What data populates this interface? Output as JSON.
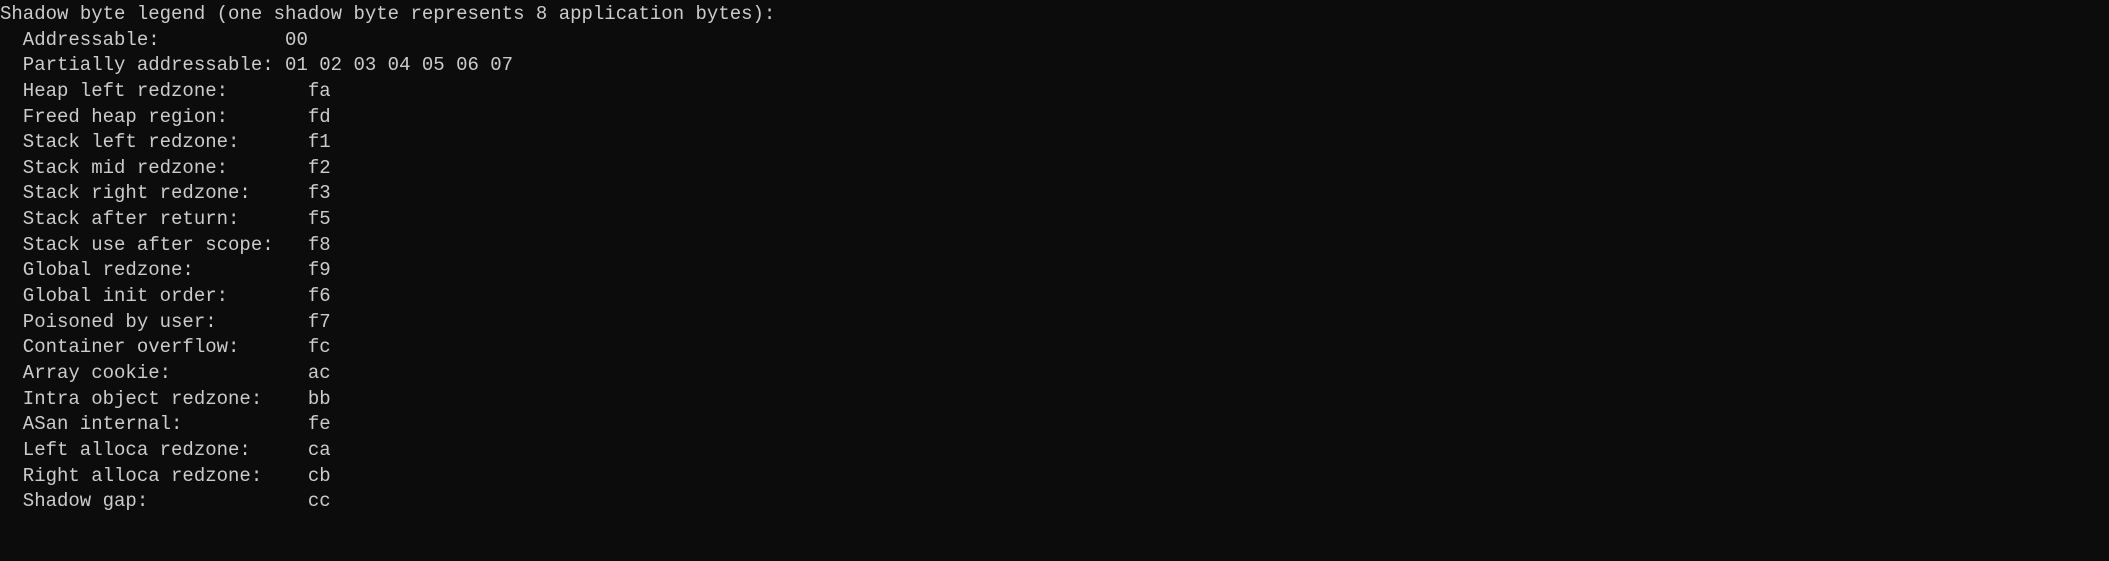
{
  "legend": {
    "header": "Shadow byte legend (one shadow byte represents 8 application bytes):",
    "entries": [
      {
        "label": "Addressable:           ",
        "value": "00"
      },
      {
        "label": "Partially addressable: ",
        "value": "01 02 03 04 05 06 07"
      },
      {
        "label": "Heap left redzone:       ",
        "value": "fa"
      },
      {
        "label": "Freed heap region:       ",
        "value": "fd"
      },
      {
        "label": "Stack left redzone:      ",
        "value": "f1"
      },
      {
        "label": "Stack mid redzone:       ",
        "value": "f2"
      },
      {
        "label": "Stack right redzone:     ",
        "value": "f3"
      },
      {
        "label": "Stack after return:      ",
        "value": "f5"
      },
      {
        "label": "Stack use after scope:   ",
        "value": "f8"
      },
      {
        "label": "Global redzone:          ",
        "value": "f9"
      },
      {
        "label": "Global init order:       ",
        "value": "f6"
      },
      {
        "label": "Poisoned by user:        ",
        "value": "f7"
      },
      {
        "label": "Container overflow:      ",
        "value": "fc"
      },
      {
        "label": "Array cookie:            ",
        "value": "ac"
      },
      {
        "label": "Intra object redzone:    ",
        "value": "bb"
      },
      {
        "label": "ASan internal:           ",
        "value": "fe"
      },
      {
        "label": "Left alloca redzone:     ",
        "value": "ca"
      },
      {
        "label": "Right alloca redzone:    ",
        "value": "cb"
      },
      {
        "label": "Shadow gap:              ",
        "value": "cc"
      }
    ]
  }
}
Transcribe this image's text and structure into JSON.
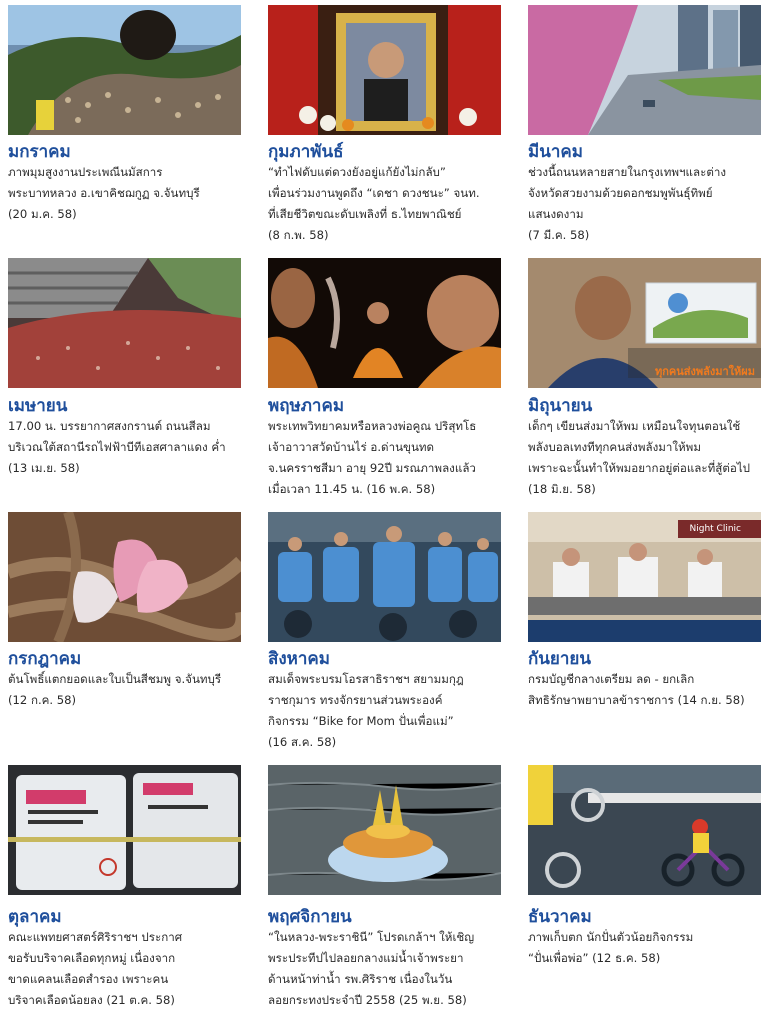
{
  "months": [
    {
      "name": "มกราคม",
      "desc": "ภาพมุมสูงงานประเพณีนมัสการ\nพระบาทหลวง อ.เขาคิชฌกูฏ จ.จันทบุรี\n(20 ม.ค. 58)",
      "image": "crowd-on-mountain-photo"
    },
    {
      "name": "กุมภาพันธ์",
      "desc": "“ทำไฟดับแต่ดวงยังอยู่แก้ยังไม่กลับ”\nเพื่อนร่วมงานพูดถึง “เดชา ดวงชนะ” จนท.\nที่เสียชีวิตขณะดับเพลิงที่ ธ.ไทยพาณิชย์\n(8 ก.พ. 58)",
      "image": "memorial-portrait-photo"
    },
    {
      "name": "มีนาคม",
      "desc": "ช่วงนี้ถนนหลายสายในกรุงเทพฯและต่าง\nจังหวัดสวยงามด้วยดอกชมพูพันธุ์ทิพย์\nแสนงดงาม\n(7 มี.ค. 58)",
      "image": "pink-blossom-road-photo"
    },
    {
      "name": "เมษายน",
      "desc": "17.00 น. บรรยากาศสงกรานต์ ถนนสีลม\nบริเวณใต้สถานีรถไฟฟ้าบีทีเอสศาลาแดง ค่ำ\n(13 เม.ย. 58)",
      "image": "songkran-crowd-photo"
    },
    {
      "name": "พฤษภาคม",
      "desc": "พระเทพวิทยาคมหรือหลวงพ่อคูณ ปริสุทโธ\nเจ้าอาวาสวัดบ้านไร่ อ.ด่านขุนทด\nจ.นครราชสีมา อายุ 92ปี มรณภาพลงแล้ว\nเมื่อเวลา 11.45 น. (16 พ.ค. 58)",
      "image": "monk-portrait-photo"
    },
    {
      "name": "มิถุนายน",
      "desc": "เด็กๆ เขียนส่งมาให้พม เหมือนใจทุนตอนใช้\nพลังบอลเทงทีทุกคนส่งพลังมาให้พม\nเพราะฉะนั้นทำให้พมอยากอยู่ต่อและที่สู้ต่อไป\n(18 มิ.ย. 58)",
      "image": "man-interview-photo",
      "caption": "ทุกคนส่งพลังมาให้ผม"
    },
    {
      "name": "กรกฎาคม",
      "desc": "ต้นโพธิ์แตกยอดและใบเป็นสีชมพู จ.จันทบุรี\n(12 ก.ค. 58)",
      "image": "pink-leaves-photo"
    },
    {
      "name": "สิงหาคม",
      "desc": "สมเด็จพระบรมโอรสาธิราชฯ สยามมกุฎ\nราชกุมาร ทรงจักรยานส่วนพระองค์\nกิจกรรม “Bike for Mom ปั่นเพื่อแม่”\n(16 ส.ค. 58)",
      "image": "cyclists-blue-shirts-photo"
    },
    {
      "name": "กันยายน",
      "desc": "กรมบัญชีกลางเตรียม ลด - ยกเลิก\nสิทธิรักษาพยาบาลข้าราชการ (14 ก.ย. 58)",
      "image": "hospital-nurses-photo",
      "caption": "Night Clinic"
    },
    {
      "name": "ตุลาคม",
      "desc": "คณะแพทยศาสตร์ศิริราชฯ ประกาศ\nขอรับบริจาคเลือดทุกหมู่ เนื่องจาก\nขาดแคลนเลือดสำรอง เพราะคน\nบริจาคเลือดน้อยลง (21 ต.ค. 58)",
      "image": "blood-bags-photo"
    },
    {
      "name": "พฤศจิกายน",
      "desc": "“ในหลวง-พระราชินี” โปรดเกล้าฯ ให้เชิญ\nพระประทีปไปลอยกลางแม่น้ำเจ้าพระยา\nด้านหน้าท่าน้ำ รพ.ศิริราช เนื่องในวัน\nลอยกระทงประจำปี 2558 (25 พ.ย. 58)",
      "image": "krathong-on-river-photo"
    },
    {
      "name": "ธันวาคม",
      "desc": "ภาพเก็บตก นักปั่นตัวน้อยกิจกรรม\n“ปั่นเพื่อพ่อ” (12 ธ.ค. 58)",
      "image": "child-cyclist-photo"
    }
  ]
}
---
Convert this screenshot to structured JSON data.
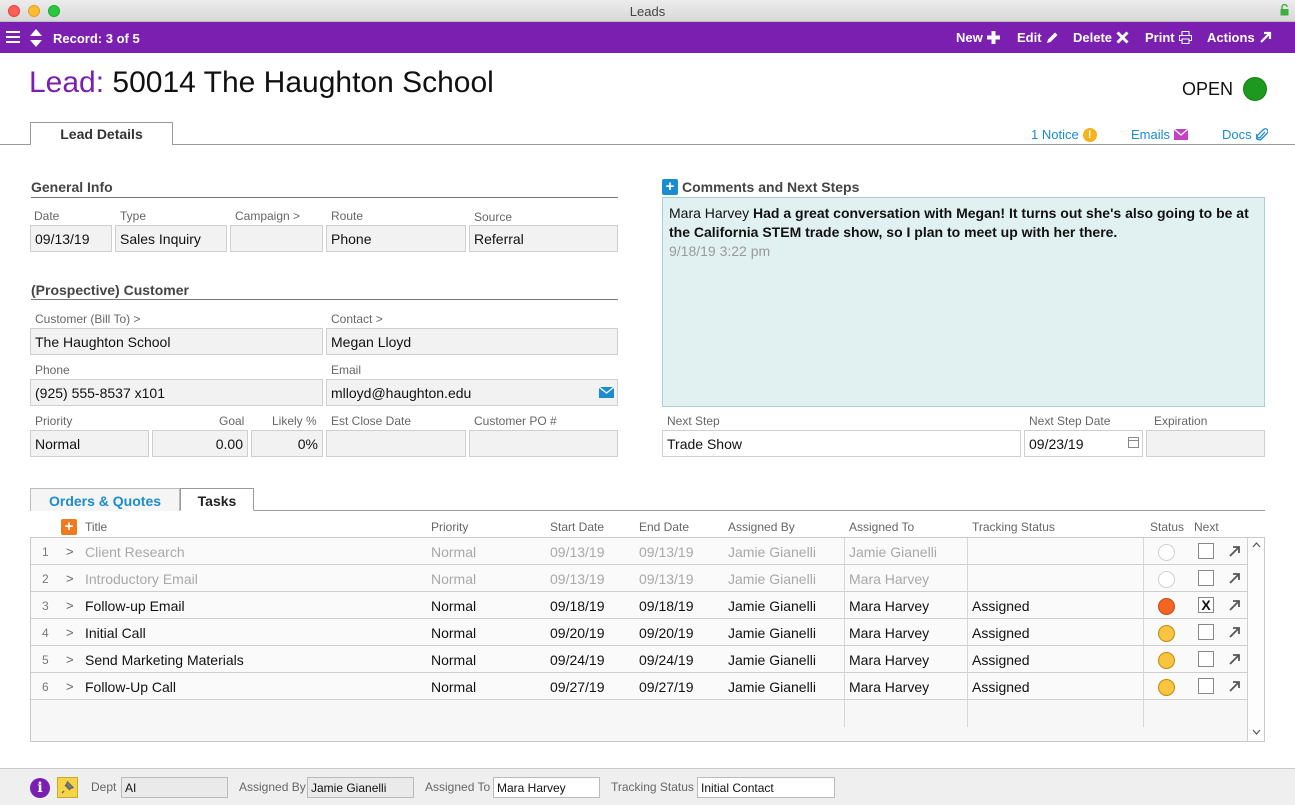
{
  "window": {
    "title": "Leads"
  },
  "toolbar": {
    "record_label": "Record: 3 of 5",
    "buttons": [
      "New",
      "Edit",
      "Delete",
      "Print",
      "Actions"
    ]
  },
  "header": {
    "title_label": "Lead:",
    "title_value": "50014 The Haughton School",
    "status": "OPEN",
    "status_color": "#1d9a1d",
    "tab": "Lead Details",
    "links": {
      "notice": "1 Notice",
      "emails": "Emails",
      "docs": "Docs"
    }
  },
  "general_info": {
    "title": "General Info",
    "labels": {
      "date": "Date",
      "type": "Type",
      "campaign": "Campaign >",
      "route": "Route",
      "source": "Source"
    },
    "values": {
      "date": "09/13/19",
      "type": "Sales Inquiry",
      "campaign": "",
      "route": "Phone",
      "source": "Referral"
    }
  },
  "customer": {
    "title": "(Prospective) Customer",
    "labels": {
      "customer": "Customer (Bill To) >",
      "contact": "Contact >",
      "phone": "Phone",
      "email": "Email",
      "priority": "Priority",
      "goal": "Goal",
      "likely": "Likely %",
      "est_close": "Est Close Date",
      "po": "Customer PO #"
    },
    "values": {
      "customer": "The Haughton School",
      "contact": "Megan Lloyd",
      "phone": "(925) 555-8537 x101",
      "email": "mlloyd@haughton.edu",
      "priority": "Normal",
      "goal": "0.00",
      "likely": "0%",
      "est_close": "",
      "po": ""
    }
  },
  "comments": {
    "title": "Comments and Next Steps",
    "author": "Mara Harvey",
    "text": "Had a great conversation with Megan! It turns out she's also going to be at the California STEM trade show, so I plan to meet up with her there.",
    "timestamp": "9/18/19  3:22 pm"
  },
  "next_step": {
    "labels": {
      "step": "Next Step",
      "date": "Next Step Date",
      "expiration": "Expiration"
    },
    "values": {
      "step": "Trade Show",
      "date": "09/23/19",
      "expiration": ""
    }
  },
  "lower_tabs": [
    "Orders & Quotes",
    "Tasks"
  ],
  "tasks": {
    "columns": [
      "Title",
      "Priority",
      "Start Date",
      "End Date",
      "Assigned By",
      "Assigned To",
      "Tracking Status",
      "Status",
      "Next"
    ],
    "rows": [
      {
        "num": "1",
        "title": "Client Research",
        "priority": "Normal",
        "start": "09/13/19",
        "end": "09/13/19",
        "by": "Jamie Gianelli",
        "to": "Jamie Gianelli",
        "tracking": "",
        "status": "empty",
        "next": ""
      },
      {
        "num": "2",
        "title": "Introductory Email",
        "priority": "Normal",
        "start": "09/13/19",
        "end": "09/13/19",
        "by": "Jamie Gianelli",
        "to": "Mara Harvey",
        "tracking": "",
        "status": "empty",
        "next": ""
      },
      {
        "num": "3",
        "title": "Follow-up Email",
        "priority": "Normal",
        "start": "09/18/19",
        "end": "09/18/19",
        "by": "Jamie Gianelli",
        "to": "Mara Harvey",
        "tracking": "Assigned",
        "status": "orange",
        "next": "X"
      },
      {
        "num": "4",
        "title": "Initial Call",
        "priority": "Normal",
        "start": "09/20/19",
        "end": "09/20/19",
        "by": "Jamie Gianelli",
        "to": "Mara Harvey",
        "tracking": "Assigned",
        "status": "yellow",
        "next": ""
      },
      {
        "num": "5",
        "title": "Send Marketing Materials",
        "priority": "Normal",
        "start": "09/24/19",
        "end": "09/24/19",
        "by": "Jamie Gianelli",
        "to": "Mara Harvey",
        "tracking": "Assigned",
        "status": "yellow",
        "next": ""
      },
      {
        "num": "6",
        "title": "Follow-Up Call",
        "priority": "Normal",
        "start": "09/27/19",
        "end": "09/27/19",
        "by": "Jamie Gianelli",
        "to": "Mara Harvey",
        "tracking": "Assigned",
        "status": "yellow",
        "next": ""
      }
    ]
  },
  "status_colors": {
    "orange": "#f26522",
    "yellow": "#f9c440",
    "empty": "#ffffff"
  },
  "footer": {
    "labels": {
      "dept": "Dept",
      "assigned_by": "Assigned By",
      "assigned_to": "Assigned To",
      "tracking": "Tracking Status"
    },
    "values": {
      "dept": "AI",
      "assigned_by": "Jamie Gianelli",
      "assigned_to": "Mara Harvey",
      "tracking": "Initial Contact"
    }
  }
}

:: DIRECTION ::
Show every line in the records above that contains the word "Global".

:: ANSWER TO THIS EXERCISE ::
        "label": "Global redzone:          ",
        "label": "Global init order:       ",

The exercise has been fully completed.